For better food, a separate room, and protection from hard labor and the gas chamber, some prisoners became kapos — but they had to beat their fellow inmates in return.
In 1945, months after being freed from a Nazi concentration camp, Eliezer Gruenbaum was walking down the streets of Paris.
Born to a Zionist father from Poland, Gruenbaum was now staunch communist; he was planning to meet with a Spaniard at a local café to discuss the new communist regime in Poland. But before he could, someone stopped him on the street.
“Arrest him! Arrest him! Here’s the murderer from Auschwitz!” said one man. “It’s him — the monster from Block 9 at Auschwitz!” said another.
Gruenbaum protested. “Leave me alone! You’re mistaken!” he cried. But the police issued a warrant for his arrest the next day.
Gruenbaum was accused of one of the worst possible crimes a Jew in 1940s Europe could commit: being a kapo.
Coming from the German or Italian words for “head,” kapos were Jewish inmates that had accepted a deal with the devil.
In exchange for better food and clothing, increased autonomy, possible occasional visits to a brothel, and a 10 times greater chance of survival, kapos served as the first line of discipline and regulation within the camps.

Exercise 1 :: Quote the passage on kapos from "Born to a Zionist" through "being a kapo.".

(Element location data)

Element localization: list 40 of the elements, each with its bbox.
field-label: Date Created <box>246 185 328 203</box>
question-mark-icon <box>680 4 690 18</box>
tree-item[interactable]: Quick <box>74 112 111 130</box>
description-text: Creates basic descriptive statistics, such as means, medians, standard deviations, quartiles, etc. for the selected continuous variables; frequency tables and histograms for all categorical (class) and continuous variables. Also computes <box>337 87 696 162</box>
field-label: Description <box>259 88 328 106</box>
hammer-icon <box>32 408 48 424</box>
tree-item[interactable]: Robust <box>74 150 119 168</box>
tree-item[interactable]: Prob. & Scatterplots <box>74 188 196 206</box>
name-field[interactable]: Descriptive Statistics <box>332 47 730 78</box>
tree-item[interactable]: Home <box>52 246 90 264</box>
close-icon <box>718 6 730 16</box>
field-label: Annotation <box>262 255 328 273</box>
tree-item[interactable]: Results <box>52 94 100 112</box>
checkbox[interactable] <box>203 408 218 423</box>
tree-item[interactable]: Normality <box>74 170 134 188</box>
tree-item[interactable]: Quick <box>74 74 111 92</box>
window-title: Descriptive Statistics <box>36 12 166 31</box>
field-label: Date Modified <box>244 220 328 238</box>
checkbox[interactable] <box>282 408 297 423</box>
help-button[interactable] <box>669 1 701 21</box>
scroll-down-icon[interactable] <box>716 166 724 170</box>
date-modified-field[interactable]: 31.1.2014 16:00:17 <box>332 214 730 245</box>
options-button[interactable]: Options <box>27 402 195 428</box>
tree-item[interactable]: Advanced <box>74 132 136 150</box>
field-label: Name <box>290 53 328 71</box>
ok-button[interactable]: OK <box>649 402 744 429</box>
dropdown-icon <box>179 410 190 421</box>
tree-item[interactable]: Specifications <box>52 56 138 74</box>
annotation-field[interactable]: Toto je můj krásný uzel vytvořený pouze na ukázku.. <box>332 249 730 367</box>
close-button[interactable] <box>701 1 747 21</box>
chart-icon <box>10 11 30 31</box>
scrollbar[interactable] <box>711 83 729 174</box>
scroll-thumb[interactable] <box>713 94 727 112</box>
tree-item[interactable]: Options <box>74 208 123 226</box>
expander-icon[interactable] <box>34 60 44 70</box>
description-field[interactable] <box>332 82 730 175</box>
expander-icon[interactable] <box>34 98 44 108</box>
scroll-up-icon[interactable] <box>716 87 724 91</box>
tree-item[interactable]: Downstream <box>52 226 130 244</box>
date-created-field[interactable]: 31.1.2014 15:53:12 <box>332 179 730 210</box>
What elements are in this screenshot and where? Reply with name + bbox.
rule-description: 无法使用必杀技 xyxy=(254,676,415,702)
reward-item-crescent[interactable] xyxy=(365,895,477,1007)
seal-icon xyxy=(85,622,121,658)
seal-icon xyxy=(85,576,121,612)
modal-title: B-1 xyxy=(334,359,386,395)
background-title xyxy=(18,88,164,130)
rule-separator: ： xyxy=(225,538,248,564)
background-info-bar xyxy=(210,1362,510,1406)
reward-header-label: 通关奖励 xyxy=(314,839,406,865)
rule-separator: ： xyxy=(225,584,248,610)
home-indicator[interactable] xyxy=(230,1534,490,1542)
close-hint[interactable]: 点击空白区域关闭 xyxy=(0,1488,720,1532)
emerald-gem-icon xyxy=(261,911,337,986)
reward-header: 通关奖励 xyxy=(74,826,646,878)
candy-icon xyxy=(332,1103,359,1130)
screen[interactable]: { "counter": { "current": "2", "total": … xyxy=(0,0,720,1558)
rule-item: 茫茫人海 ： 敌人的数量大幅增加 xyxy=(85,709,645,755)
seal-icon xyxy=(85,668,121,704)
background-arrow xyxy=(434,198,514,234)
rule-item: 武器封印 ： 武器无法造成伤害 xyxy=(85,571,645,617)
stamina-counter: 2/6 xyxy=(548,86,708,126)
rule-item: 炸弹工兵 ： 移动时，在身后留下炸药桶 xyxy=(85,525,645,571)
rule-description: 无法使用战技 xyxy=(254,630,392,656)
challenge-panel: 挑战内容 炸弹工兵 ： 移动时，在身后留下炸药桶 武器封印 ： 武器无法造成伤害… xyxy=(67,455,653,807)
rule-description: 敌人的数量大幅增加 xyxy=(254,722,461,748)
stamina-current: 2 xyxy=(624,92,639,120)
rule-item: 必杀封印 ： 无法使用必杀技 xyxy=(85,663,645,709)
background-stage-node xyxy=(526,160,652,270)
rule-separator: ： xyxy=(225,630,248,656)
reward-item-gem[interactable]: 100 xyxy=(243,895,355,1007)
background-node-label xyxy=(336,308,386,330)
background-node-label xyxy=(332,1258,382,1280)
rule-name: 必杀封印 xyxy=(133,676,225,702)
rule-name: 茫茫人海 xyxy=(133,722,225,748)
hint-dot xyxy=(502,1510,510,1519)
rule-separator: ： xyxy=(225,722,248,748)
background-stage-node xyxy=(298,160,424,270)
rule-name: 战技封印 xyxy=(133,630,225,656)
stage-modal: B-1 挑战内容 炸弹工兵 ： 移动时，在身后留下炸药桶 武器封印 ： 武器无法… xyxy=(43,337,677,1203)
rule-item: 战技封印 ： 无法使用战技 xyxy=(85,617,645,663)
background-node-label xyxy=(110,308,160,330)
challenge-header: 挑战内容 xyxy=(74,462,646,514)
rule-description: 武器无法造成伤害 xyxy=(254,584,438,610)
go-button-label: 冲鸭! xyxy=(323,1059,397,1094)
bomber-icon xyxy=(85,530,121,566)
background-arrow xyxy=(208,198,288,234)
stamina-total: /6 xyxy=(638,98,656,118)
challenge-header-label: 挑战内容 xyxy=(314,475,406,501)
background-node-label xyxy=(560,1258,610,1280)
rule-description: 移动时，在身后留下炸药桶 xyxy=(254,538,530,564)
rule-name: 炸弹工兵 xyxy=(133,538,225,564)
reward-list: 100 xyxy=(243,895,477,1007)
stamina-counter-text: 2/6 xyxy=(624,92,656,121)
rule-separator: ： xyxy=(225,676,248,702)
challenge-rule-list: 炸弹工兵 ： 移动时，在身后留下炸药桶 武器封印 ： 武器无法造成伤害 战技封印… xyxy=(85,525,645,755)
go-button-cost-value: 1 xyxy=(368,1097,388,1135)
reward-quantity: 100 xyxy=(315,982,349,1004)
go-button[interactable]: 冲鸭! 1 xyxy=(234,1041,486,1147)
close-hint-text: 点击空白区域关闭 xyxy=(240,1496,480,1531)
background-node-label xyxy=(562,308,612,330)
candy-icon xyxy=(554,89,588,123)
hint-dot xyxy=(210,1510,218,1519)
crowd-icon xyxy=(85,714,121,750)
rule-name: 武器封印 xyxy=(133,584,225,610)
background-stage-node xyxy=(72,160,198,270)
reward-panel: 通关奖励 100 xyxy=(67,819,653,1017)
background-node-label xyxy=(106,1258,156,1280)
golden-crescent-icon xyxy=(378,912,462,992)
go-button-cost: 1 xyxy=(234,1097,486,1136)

Exercise 2 :: Edit the rows from the first line through the line containing "tree-item[interactable]: Quick <box>74 112", replacing "Date Created" with "Creation Date" and leaving everything else unchanged. Return only those lines.

Exercise response 1 ::
Born to a Zionist father from Poland, Gruenbaum was now staunch communist; he was planning to meet with a Spaniard at a local café to discuss the new communist regime in Poland. But before he could, someone stopped him on the street.
“Arrest him! Arrest him! Here’s the murderer from Auschwitz!” said one man. “It’s him — the monster from Block 9 at Auschwitz!” said another.
Gruenbaum protested. “Leave me alone! You’re mistaken!” he cried. But the police issued a warrant for his arrest the next day.
Gruenbaum was accused of one of the worst possible crimes a Jew in 1940s Europe could commit: being a kapo.

Exercise response 2 ::
Element localization: list 40 of the elements, each with its bbox.
field-label: Creation Date <box>246 185 328 203</box>
question-mark-icon <box>680 4 690 18</box>
tree-item[interactable]: Quick <box>74 112 111 130</box>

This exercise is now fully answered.